** SHORT TASK **
Below is a block of records. Copy every line in it that contains the word "Automatic".

** DATASET EXCERPTS **
Start
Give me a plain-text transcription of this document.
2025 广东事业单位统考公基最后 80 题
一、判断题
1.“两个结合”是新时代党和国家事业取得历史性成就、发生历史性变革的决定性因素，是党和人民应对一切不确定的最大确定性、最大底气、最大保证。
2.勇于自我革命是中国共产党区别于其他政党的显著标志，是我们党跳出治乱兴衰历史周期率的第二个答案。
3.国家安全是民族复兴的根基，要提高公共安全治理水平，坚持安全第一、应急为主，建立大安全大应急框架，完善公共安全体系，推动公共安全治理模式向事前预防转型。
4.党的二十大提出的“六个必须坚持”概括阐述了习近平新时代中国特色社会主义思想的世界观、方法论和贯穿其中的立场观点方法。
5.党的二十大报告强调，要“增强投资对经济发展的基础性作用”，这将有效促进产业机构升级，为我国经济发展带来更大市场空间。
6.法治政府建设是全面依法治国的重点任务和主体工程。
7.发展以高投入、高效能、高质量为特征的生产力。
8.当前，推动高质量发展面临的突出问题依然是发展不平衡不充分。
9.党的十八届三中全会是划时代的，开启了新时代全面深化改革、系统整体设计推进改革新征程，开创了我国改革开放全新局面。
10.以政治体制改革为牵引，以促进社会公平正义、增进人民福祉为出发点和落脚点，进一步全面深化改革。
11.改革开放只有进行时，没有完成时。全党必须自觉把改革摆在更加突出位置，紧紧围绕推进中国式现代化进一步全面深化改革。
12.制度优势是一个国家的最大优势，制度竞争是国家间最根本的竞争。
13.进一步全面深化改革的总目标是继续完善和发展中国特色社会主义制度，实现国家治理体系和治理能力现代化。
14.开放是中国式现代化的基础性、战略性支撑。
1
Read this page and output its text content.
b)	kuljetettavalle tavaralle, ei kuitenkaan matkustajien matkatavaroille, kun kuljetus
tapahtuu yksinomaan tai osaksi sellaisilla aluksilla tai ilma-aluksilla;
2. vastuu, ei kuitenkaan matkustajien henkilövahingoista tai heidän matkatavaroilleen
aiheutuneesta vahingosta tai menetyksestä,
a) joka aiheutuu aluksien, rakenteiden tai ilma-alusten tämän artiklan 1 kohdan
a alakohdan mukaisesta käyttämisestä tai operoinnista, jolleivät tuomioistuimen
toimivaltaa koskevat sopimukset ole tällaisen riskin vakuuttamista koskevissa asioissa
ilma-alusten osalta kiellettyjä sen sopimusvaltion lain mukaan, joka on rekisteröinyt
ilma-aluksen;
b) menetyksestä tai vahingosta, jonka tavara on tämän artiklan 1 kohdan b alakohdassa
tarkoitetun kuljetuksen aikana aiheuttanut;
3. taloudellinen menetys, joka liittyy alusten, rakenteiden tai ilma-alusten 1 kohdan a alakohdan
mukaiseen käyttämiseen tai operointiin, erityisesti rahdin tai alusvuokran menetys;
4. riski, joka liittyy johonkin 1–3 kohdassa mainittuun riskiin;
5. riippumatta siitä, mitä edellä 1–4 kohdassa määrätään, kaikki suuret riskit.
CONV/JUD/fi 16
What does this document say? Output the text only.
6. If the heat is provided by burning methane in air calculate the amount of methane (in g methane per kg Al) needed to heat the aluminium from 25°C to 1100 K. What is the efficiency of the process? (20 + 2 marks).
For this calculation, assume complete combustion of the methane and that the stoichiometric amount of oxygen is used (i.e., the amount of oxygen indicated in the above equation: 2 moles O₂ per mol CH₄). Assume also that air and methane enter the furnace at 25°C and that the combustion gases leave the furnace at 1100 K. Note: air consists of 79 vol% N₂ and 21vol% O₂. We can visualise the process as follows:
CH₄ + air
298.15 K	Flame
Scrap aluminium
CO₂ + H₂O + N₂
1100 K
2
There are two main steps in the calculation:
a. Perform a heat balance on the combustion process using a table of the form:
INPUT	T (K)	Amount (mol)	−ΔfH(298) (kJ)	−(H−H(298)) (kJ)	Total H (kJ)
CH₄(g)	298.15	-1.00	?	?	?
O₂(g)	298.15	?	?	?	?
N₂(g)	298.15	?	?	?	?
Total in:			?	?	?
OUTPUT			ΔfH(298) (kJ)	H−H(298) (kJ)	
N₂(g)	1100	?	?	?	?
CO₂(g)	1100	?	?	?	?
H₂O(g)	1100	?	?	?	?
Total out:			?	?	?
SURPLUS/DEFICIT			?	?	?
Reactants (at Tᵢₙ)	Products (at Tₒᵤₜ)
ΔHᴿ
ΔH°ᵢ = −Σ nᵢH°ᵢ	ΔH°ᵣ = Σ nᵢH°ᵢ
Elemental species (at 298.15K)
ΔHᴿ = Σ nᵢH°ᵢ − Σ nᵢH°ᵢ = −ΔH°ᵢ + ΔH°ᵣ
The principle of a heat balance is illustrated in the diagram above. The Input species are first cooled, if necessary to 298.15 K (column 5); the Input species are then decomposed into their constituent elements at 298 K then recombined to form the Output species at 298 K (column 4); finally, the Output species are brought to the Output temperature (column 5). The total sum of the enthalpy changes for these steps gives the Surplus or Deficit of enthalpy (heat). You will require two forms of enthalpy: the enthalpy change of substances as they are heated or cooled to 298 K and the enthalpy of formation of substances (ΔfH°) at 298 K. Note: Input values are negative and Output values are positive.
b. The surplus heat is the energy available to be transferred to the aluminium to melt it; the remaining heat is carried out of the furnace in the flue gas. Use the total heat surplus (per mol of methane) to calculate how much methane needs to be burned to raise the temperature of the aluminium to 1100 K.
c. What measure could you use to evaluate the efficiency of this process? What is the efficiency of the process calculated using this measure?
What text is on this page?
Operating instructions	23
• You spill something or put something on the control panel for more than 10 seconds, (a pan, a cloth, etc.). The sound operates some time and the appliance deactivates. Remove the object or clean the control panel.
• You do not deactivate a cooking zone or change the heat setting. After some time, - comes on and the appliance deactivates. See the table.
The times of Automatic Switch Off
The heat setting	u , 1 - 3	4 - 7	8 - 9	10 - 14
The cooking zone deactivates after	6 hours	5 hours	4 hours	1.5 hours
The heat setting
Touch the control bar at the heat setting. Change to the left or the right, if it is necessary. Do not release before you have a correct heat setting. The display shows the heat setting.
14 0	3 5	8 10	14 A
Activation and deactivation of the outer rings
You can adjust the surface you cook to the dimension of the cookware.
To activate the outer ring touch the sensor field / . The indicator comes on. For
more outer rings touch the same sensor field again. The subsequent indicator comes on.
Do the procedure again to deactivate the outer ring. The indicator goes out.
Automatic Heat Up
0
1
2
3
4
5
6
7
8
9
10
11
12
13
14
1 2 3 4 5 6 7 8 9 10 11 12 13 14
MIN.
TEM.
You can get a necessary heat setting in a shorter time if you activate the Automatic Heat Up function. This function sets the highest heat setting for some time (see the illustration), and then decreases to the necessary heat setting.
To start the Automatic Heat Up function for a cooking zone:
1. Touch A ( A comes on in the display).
End
** THE ANSWER **
The times of Automatic Switch Off
Automatic Heat Up
You can get a necessary heat setting in a shorter time if you activate the Automatic Heat Up function. This function sets the highest heat setting for some time (see the illustration), and then decreases to the necessary heat setting.
To start the Automatic Heat Up function for a cooking zone:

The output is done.